**Aim:** Reproduce the listing below in full and without alteration, apart from its pictures.

Items from a figure collection

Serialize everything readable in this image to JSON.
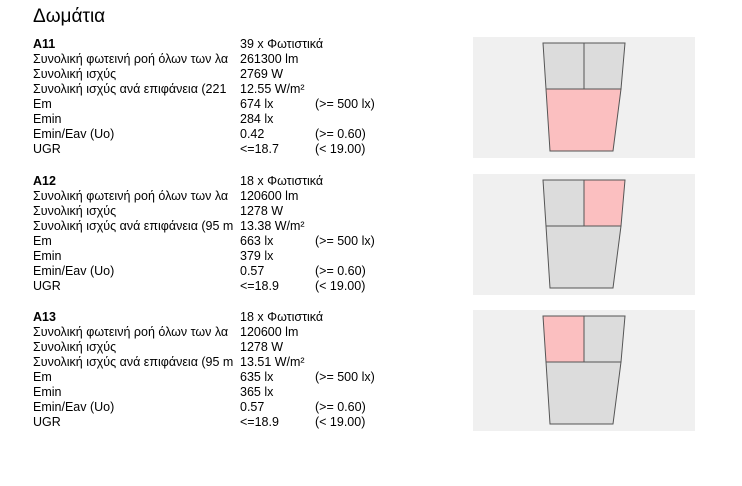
{
  "page": {
    "title": "Δωμάτια"
  },
  "colors": {
    "cell_default": "#dcdcdc",
    "cell_highlight": "#fbbfc0",
    "cell_stroke": "#555555",
    "diagram_bg": "#f0f0f0"
  },
  "rooms": [
    {
      "name": "A11",
      "luminaires": "39 x Φωτιστικά",
      "flux_label": "Συνολική φωτεινή ροή όλων των λα",
      "flux_value": "261300 lm",
      "power_label": "Συνολική ισχύς",
      "power_value": "2769 W",
      "power_area_label": "Συνολική ισχύς ανά επιφάνεια (221",
      "power_area_value": "12.55 W/m²",
      "em_label": "Em",
      "em_value": "674 lx",
      "em_req": "(>= 500 lx)",
      "emin_label": "Emin",
      "emin_value": "284 lx",
      "uo_label": "Emin/Eav (Uo)",
      "uo_value": "0.42",
      "uo_req": "(>= 0.60)",
      "ugr_label": "UGR",
      "ugr_value": "<=18.7",
      "ugr_req": "(< 19.00)",
      "highlighted_zone": "bottom"
    },
    {
      "name": "A12",
      "luminaires": "18 x Φωτιστικά",
      "flux_label": "Συνολική φωτεινή ροή όλων των λα",
      "flux_value": "120600 lm",
      "power_label": "Συνολική ισχύς",
      "power_value": "1278 W",
      "power_area_label": "Συνολική ισχύς ανά επιφάνεια (95 m",
      "power_area_value": "13.38 W/m²",
      "em_label": "Em",
      "em_value": "663 lx",
      "em_req": "(>= 500 lx)",
      "emin_label": "Emin",
      "emin_value": "379 lx",
      "uo_label": "Emin/Eav (Uo)",
      "uo_value": "0.57",
      "uo_req": "(>= 0.60)",
      "ugr_label": "UGR",
      "ugr_value": "<=18.9",
      "ugr_req": "(< 19.00)",
      "highlighted_zone": "top-right"
    },
    {
      "name": "A13",
      "luminaires": "18 x Φωτιστικά",
      "flux_label": "Συνολική φωτεινή ροή όλων των λα",
      "flux_value": "120600 lm",
      "power_label": "Συνολική ισχύς",
      "power_value": "1278 W",
      "power_area_label": "Συνολική ισχύς ανά επιφάνεια (95 m",
      "power_area_value": "13.51 W/m²",
      "em_label": "Em",
      "em_value": "635 lx",
      "em_req": "(>= 500 lx)",
      "emin_label": "Emin",
      "emin_value": "365 lx",
      "uo_label": "Emin/Eav (Uo)",
      "uo_value": "0.57",
      "uo_req": "(>= 0.60)",
      "ugr_label": "UGR",
      "ugr_value": "<=18.9",
      "ugr_req": "(< 19.00)",
      "highlighted_zone": "top-left"
    }
  ]
}
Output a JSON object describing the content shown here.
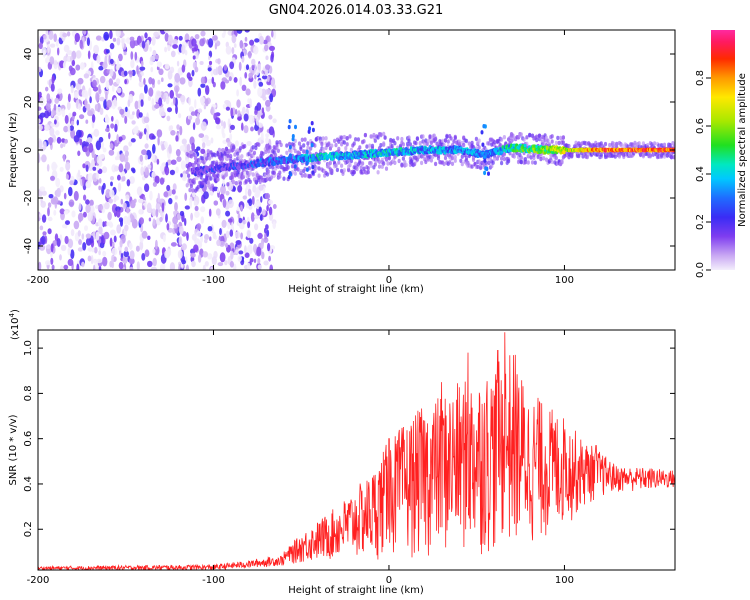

**Result of the exercise:**
Serialize everything readable in this image to JSON.
{
  "page": {
    "title": "Δωμάτια"
  },
  "colors": {
    "cell_default": "#dcdcdc",
    "cell_highlight": "#fbbfc0",
    "cell_stroke": "#555555",
    "diagram_bg": "#f0f0f0"
  },
  "rooms": [
    {
      "name": "A11",
      "luminaires": "39 x Φωτιστικά",
      "flux_label": "Συνολική φωτεινή ροή όλων των λα",
      "flux_value": "261300 lm",
      "power_label": "Συνολική ισχύς",
      "power_value": "2769 W",
      "power_area_label": "Συνολική ισχύς ανά επιφάνεια (221",
      "power_area_value": "12.55 W/m²",
      "em_label": "Em",
      "em_value": "674 lx",
      "em_req": "(>= 500 lx)",
      "emin_label": "Emin",
      "emin_value": "284 lx",
      "uo_label": "Emin/Eav (Uo)",
      "uo_value": "0.42",
      "uo_req": "(>= 0.60)",
      "ugr_label": "UGR",
      "ugr_value": "<=18.7",
      "ugr_req": "(< 19.00)",
      "highlighted_zone": "bottom"
    },
    {
      "name": "A12",
      "luminaires": "18 x Φωτιστικά",
      "flux_label": "Συνολική φωτεινή ροή όλων των λα",
      "flux_value": "120600 lm",
      "power_label": "Συνολική ισχύς",
      "power_value": "1278 W",
      "power_area_label": "Συνολική ισχύς ανά επιφάνεια (95 m",
      "power_area_value": "13.38 W/m²",
      "em_label": "Em",
      "em_value": "663 lx",
      "em_req": "(>= 500 lx)",
      "emin_label": "Emin",
      "emin_value": "379 lx",
      "uo_label": "Emin/Eav (Uo)",
      "uo_value": "0.57",
      "uo_req": "(>= 0.60)",
      "ugr_label": "UGR",
      "ugr_value": "<=18.9",
      "ugr_req": "(< 19.00)",
      "highlighted_zone": "top-right"
    },
    {
      "name": "A13",
      "luminaires": "18 x Φωτιστικά",
      "flux_label": "Συνολική φωτεινή ροή όλων των λα",
      "flux_value": "120600 lm",
      "power_label": "Συνολική ισχύς",
      "power_value": "1278 W",
      "power_area_label": "Συνολική ισχύς ανά επιφάνεια (95 m",
      "power_area_value": "13.51 W/m²",
      "em_label": "Em",
      "em_value": "635 lx",
      "em_req": "(>= 500 lx)",
      "emin_label": "Emin",
      "emin_value": "365 lx",
      "uo_label": "Emin/Eav (Uo)",
      "uo_value": "0.57",
      "uo_req": "(>= 0.60)",
      "ugr_label": "UGR",
      "ugr_value": "<=18.9",
      "ugr_req": "(< 19.00)",
      "highlighted_zone": "top-left"
    }
  ]
}
Output a JSON object describing the content shown here.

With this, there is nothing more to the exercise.